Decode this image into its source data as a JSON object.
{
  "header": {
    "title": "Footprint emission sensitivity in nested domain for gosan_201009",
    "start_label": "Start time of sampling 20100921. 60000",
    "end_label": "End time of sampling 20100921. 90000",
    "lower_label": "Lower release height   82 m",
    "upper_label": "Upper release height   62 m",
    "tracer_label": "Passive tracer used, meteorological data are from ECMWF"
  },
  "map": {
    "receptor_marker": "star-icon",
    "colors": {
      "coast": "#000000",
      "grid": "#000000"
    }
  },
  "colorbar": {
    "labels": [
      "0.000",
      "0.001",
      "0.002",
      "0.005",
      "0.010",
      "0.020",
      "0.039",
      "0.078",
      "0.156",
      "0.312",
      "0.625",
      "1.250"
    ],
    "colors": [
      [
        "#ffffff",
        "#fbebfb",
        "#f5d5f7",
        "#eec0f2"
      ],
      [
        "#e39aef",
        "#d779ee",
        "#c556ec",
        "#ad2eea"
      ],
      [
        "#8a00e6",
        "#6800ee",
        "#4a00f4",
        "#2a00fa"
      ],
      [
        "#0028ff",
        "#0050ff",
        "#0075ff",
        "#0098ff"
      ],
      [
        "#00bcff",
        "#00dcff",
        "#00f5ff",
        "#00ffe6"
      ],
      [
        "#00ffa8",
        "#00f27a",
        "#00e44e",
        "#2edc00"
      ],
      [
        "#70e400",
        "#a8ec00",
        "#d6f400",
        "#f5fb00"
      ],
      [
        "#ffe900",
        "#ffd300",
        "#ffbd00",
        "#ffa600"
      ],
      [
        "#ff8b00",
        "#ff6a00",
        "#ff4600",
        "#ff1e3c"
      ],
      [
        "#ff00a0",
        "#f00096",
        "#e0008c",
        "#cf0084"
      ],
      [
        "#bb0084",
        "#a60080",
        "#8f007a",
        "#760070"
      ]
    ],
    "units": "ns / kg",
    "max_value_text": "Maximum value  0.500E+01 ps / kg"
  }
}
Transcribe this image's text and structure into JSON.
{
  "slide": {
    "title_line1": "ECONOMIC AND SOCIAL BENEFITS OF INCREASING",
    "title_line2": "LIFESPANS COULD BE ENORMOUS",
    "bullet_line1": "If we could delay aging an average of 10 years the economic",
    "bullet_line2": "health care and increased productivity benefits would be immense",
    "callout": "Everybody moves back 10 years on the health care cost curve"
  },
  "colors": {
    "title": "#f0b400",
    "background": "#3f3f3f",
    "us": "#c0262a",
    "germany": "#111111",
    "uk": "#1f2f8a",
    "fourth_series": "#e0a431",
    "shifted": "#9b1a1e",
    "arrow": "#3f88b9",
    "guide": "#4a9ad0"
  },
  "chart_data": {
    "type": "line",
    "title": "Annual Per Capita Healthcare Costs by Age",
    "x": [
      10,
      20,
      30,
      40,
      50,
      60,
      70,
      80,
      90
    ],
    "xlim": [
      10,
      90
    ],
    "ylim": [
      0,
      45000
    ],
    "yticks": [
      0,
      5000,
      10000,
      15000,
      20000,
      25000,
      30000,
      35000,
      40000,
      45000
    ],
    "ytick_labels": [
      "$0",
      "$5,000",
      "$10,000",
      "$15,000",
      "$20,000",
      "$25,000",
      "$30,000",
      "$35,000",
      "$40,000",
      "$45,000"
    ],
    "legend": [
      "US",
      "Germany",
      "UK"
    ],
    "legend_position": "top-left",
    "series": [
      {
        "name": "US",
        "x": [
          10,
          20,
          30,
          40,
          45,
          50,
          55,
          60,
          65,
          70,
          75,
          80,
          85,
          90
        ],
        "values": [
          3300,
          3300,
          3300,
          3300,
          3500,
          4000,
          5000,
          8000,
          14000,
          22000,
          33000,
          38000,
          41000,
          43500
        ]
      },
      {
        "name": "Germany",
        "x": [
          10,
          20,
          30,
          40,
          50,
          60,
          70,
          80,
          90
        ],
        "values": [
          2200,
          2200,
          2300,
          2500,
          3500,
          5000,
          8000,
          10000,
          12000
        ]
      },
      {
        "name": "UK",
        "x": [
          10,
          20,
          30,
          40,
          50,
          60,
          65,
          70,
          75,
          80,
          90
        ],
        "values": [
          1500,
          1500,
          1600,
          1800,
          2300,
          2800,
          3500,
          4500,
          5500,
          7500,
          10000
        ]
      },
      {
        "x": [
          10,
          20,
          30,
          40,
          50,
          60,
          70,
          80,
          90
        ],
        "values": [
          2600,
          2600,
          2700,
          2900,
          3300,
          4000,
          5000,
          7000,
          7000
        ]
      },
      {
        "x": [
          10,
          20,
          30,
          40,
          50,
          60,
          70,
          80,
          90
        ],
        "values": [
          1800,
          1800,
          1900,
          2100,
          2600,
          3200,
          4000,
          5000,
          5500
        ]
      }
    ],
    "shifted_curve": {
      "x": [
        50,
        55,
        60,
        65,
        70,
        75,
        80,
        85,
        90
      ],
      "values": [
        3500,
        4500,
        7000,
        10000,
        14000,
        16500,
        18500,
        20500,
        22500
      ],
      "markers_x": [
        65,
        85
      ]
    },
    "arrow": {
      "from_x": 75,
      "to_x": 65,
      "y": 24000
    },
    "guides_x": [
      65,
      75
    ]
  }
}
※ ※ ※
Each line of the material that holds the string "time" counts once; give the total alone.

2